┌─ Extracted data

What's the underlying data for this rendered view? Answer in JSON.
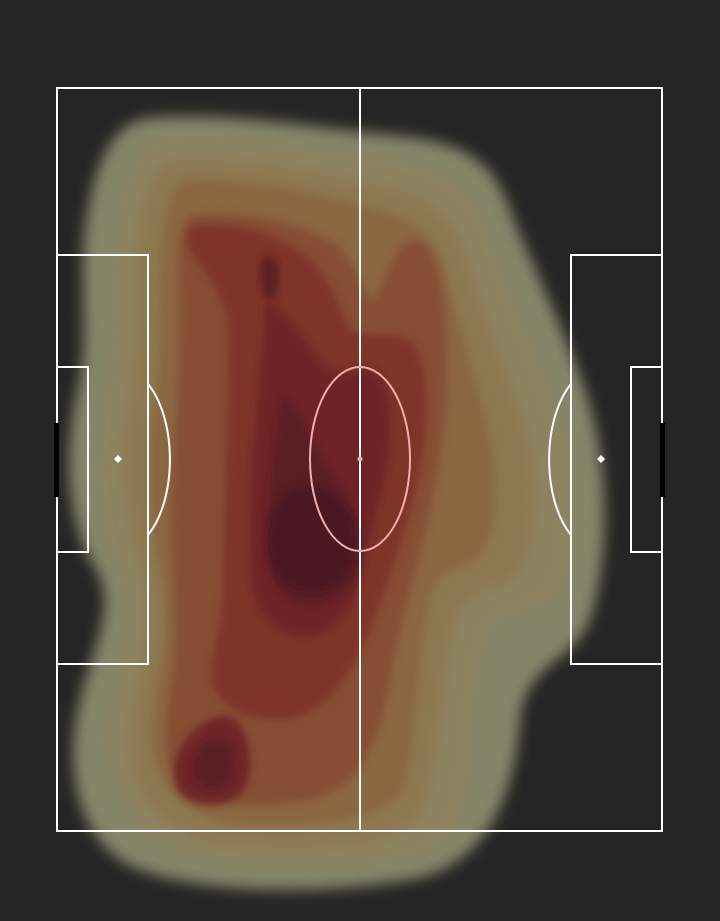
{
  "theme": {
    "background": "#252525",
    "pitch_line": "#ffffff",
    "goal": "#000000"
  },
  "heatmap": {
    "color_scale": [
      "#8a8a6e",
      "#8e835f",
      "#8c7750",
      "#8a6641",
      "#864d33",
      "#7e3328",
      "#6e2227",
      "#581b25",
      "#4a1624"
    ],
    "opacity": 0.95
  }
}
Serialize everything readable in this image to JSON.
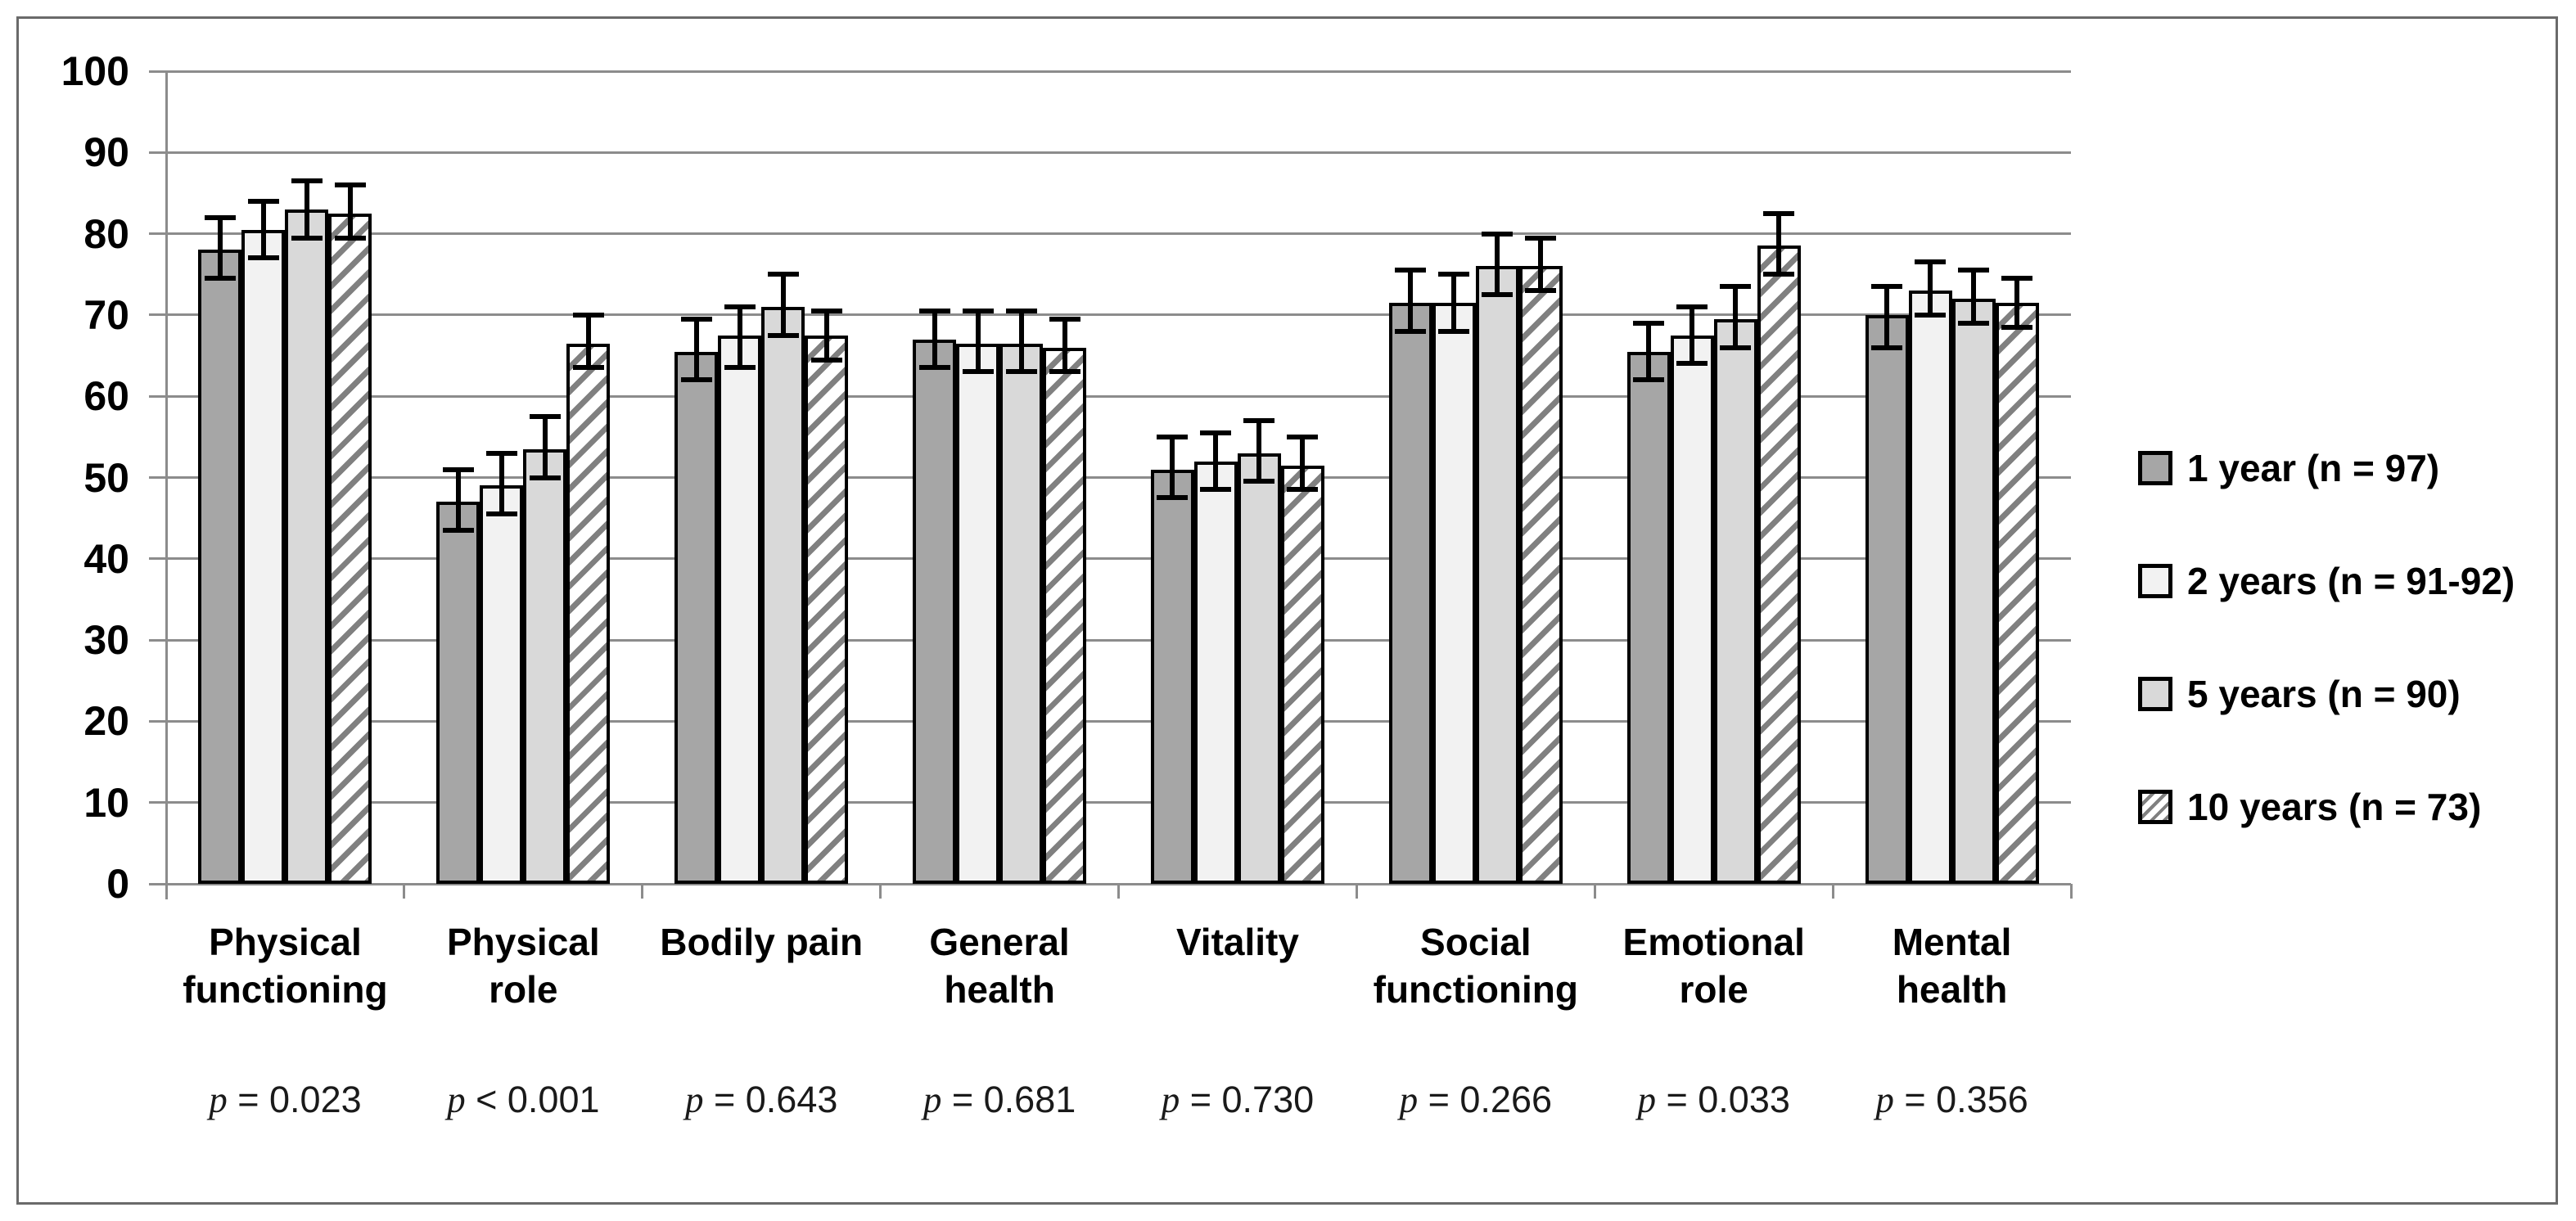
{
  "figure": {
    "background_color": "#ffffff",
    "border_color": "#6a6a6a",
    "gridline_color": "#8c8c8c",
    "bar_border_color": "#000000",
    "error_bar_color": "#000000",
    "hatch_color": "#808080"
  },
  "chart_data": {
    "type": "bar",
    "title": "",
    "xlabel": "",
    "ylabel": "",
    "grid": true,
    "error_bars": true,
    "legend_position": "right",
    "y_axis": {
      "min": 0,
      "max": 100,
      "step": 10,
      "tick_labels": [
        "0",
        "10",
        "20",
        "30",
        "40",
        "50",
        "60",
        "70",
        "80",
        "90",
        "100"
      ]
    },
    "categories": [
      {
        "label_lines": [
          "Physical",
          "functioning"
        ],
        "p_value": "p = 0.023"
      },
      {
        "label_lines": [
          "Physical",
          "role"
        ],
        "p_value": "p < 0.001"
      },
      {
        "label_lines": [
          "Bodily pain"
        ],
        "p_value": "p = 0.643"
      },
      {
        "label_lines": [
          "General",
          "health"
        ],
        "p_value": "p = 0.681"
      },
      {
        "label_lines": [
          "Vitality"
        ],
        "p_value": "p = 0.730"
      },
      {
        "label_lines": [
          "Social",
          "functioning"
        ],
        "p_value": "p = 0.266"
      },
      {
        "label_lines": [
          "Emotional",
          "role"
        ],
        "p_value": "p = 0.033"
      },
      {
        "label_lines": [
          "Mental",
          "health"
        ],
        "p_value": "p = 0.356"
      }
    ],
    "series": [
      {
        "name": "1 year (n = 97)",
        "pattern": "solid",
        "fill": "#a6a6a6",
        "values": [
          78,
          47,
          65.5,
          67,
          51,
          71.5,
          65.5,
          70
        ],
        "err_low": [
          74.5,
          43.5,
          62,
          63.5,
          47.5,
          68,
          62,
          66
        ],
        "err_high": [
          82,
          51,
          69.5,
          70.5,
          55,
          75.5,
          69,
          73.5
        ]
      },
      {
        "name": "2 years (n = 91-92)",
        "pattern": "solid",
        "fill": "#f2f2f2",
        "values": [
          80.5,
          49,
          67.5,
          66.5,
          52,
          71.5,
          67.5,
          73
        ],
        "err_low": [
          77,
          45.5,
          63.5,
          63,
          48.5,
          68,
          64,
          70
        ],
        "err_high": [
          84,
          53,
          71,
          70.5,
          55.5,
          75,
          71,
          76.5
        ]
      },
      {
        "name": "5 years (n = 90)",
        "pattern": "solid",
        "fill": "#d9d9d9",
        "values": [
          83,
          53.5,
          71,
          66.5,
          53,
          76,
          69.5,
          72
        ],
        "err_low": [
          79.5,
          50,
          67.5,
          63,
          49.5,
          72.5,
          66,
          69
        ],
        "err_high": [
          86.5,
          57.5,
          75,
          70.5,
          57,
          80,
          73.5,
          75.5
        ]
      },
      {
        "name": "10 years (n = 73)",
        "pattern": "hatch",
        "fill": "#ffffff",
        "values": [
          82.5,
          66.5,
          67.5,
          66,
          51.5,
          76,
          78.5,
          71.5
        ],
        "err_low": [
          79.5,
          63.5,
          64.5,
          63,
          48.5,
          73,
          75,
          68.5
        ],
        "err_high": [
          86,
          70,
          70.5,
          69.5,
          55,
          79.5,
          82.5,
          74.5
        ]
      }
    ]
  }
}
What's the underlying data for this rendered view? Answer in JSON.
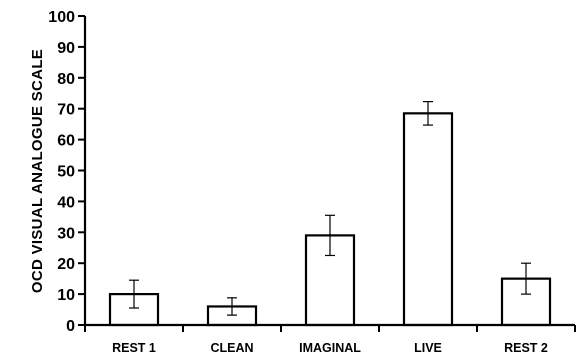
{
  "chart_data": {
    "type": "bar",
    "title": "",
    "xlabel": "",
    "ylabel": "OCD VISUAL ANALOGUE SCALE",
    "ylim": [
      0,
      100
    ],
    "yticks": [
      0,
      10,
      20,
      30,
      40,
      50,
      60,
      70,
      80,
      90,
      100
    ],
    "grid": false,
    "categories": [
      "REST 1",
      "CLEAN",
      "IMAGINAL",
      "LIVE",
      "REST 2"
    ],
    "values": [
      10,
      6,
      29,
      68.5,
      15
    ],
    "errors": [
      4.5,
      2.8,
      6.5,
      3.8,
      5
    ]
  }
}
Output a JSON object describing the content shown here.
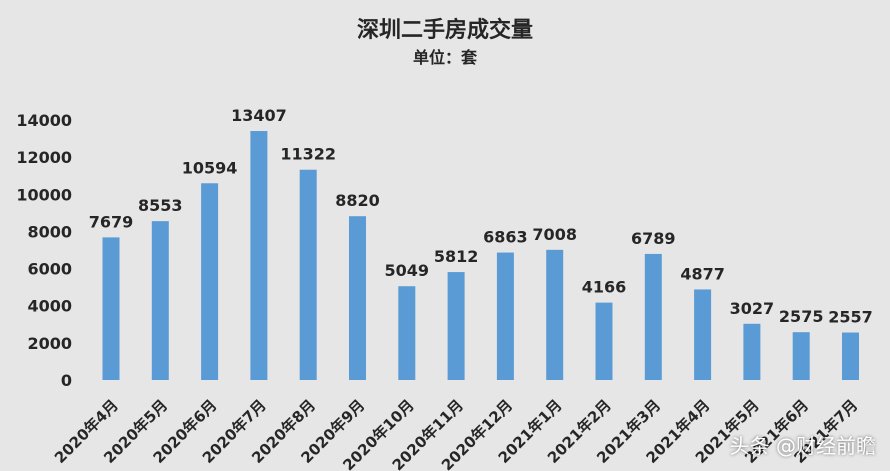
{
  "title": "深圳二手房成交量",
  "subtitle": "单位：套",
  "watermark": "头条 @财经前瞻",
  "chart_data": {
    "type": "bar",
    "title": "深圳二手房成交量",
    "subtitle": "单位：套",
    "categories": [
      "2020年4月",
      "2020年5月",
      "2020年6月",
      "2020年7月",
      "2020年8月",
      "2020年9月",
      "2020年10月",
      "2020年11月",
      "2020年12月",
      "2021年1月",
      "2021年2月",
      "2021年3月",
      "2021年4月",
      "2021年5月",
      "2021年6月",
      "2021年7月"
    ],
    "values": [
      7679,
      8553,
      10594,
      13407,
      11322,
      8820,
      5049,
      5812,
      6863,
      7008,
      4166,
      6789,
      4877,
      3027,
      2575,
      2557
    ],
    "yticks": [
      0,
      2000,
      4000,
      6000,
      8000,
      10000,
      12000,
      14000
    ],
    "ylim": [
      0,
      14000
    ],
    "grid": false,
    "bar_color": "#5b9bd5",
    "data_labels": true
  }
}
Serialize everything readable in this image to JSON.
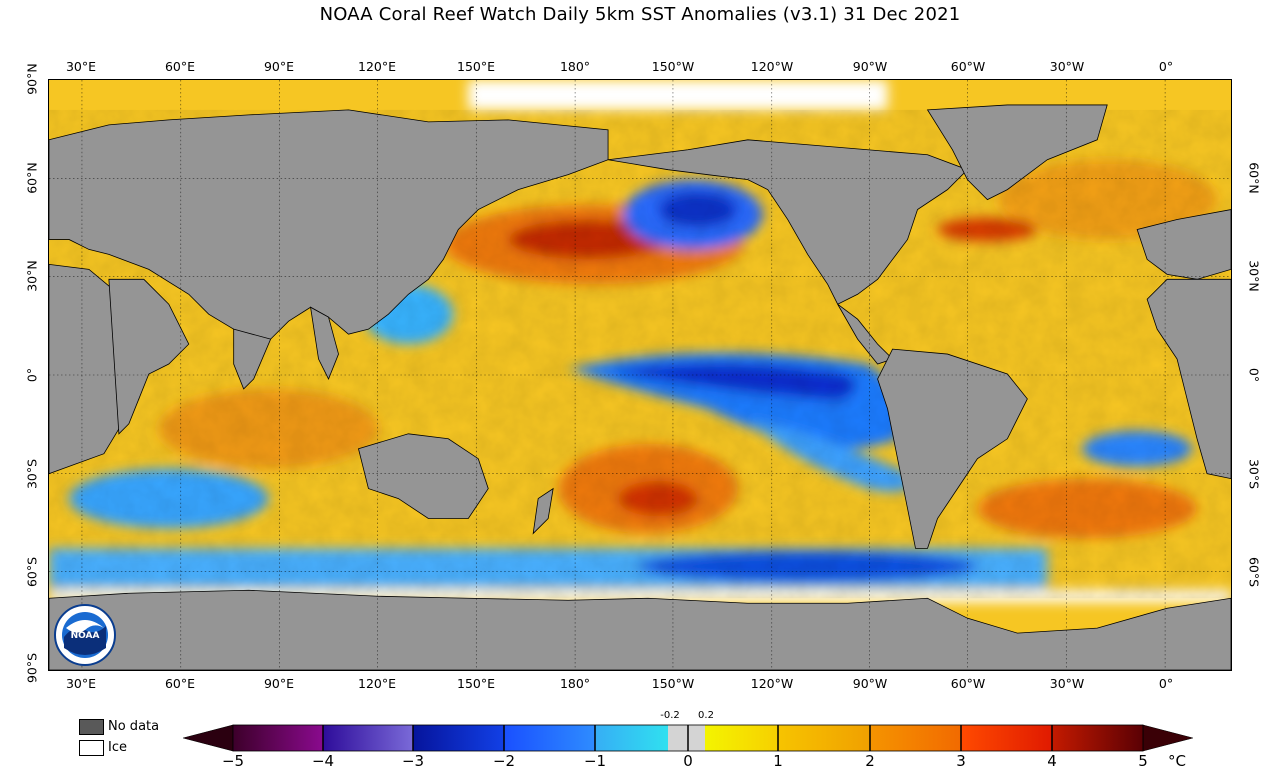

└─

### Task directions
Pictures in the records above are not copied; print everything else exactly.

### Answer for the task
What's the underlying data for this rendered view? Answer in JSON.
{
  "theme": {
    "background": "#252525",
    "pitch_line": "#ffffff",
    "goal": "#000000"
  },
  "heatmap": {
    "color_scale": [
      "#8a8a6e",
      "#8e835f",
      "#8c7750",
      "#8a6641",
      "#864d33",
      "#7e3328",
      "#6e2227",
      "#581b25",
      "#4a1624"
    ],
    "opacity": 0.95
  }
}
Serialize everything readable in this image to JSON.
{
  "figure": {
    "background_color": "#ffffff",
    "border_color": "#6a6a6a",
    "gridline_color": "#8c8c8c",
    "bar_border_color": "#000000",
    "error_bar_color": "#000000",
    "hatch_color": "#808080"
  },
  "chart_data": {
    "type": "bar",
    "title": "",
    "xlabel": "",
    "ylabel": "",
    "grid": true,
    "error_bars": true,
    "legend_position": "right",
    "y_axis": {
      "min": 0,
      "max": 100,
      "step": 10,
      "tick_labels": [
        "0",
        "10",
        "20",
        "30",
        "40",
        "50",
        "60",
        "70",
        "80",
        "90",
        "100"
      ]
    },
    "categories": [
      {
        "label_lines": [
          "Physical",
          "functioning"
        ],
        "p_value": "p = 0.023"
      },
      {
        "label_lines": [
          "Physical",
          "role"
        ],
        "p_value": "p < 0.001"
      },
      {
        "label_lines": [
          "Bodily pain"
        ],
        "p_value": "p = 0.643"
      },
      {
        "label_lines": [
          "General",
          "health"
        ],
        "p_value": "p = 0.681"
      },
      {
        "label_lines": [
          "Vitality"
        ],
        "p_value": "p = 0.730"
      },
      {
        "label_lines": [
          "Social",
          "functioning"
        ],
        "p_value": "p = 0.266"
      },
      {
        "label_lines": [
          "Emotional",
          "role"
        ],
        "p_value": "p = 0.033"
      },
      {
        "label_lines": [
          "Mental",
          "health"
        ],
        "p_value": "p = 0.356"
      }
    ],
    "series": [
      {
        "name": "1 year (n = 97)",
        "pattern": "solid",
        "fill": "#a6a6a6",
        "values": [
          78,
          47,
          65.5,
          67,
          51,
          71.5,
          65.5,
          70
        ],
        "err_low": [
          74.5,
          43.5,
          62,
          63.5,
          47.5,
          68,
          62,
          66
        ],
        "err_high": [
          82,
          51,
          69.5,
          70.5,
          55,
          75.5,
          69,
          73.5
        ]
      },
      {
        "name": "2 years (n = 91-92)",
        "pattern": "solid",
        "fill": "#f2f2f2",
        "values": [
          80.5,
          49,
          67.5,
          66.5,
          52,
          71.5,
          67.5,
          73
        ],
        "err_low": [
          77,
          45.5,
          63.5,
          63,
          48.5,
          68,
          64,
          70
        ],
        "err_high": [
          84,
          53,
          71,
          70.5,
          55.5,
          75,
          71,
          76.5
        ]
      },
      {
        "name": "5 years (n = 90)",
        "pattern": "solid",
        "fill": "#d9d9d9",
        "values": [
          83,
          53.5,
          71,
          66.5,
          53,
          76,
          69.5,
          72
        ],
        "err_low": [
          79.5,
          50,
          67.5,
          63,
          49.5,
          72.5,
          66,
          69
        ],
        "err_high": [
          86.5,
          57.5,
          75,
          70.5,
          57,
          80,
          73.5,
          75.5
        ]
      },
      {
        "name": "10 years (n = 73)",
        "pattern": "hatch",
        "fill": "#ffffff",
        "values": [
          82.5,
          66.5,
          67.5,
          66,
          51.5,
          76,
          78.5,
          71.5
        ],
        "err_low": [
          79.5,
          63.5,
          64.5,
          63,
          48.5,
          73,
          75,
          68.5
        ],
        "err_high": [
          86,
          70,
          70.5,
          69.5,
          55,
          79.5,
          82.5,
          74.5
        ]
      }
    ]
  }
}
What's the underlying data for this rendered view? Answer in JSON.
{
  "chart_data": {
    "type": "bar",
    "title": "",
    "xlabel": "",
    "ylabel": "OCD VISUAL ANALOGUE SCALE",
    "ylim": [
      0,
      100
    ],
    "yticks": [
      0,
      10,
      20,
      30,
      40,
      50,
      60,
      70,
      80,
      90,
      100
    ],
    "grid": false,
    "categories": [
      "REST 1",
      "CLEAN",
      "IMAGINAL",
      "LIVE",
      "REST 2"
    ],
    "values": [
      10,
      6,
      29,
      68.5,
      15
    ],
    "errors": [
      4.5,
      2.8,
      6.5,
      3.8,
      5
    ]
  }
}
Output a JSON object describing the content shown here.
{
  "title": "深圳二手房成交量",
  "subtitle": "单位：套",
  "watermark": "头条 @财经前瞻",
  "chart_data": {
    "type": "bar",
    "title": "深圳二手房成交量",
    "subtitle": "单位：套",
    "categories": [
      "2020年4月",
      "2020年5月",
      "2020年6月",
      "2020年7月",
      "2020年8月",
      "2020年9月",
      "2020年10月",
      "2020年11月",
      "2020年12月",
      "2021年1月",
      "2021年2月",
      "2021年3月",
      "2021年4月",
      "2021年5月",
      "2021年6月",
      "2021年7月"
    ],
    "values": [
      7679,
      8553,
      10594,
      13407,
      11322,
      8820,
      5049,
      5812,
      6863,
      7008,
      4166,
      6789,
      4877,
      3027,
      2575,
      2557
    ],
    "yticks": [
      0,
      2000,
      4000,
      6000,
      8000,
      10000,
      12000,
      14000
    ],
    "ylim": [
      0,
      14000
    ],
    "grid": false,
    "bar_color": "#5b9bd5",
    "data_labels": true
  }
}
Serialize everything readable in this image to JSON.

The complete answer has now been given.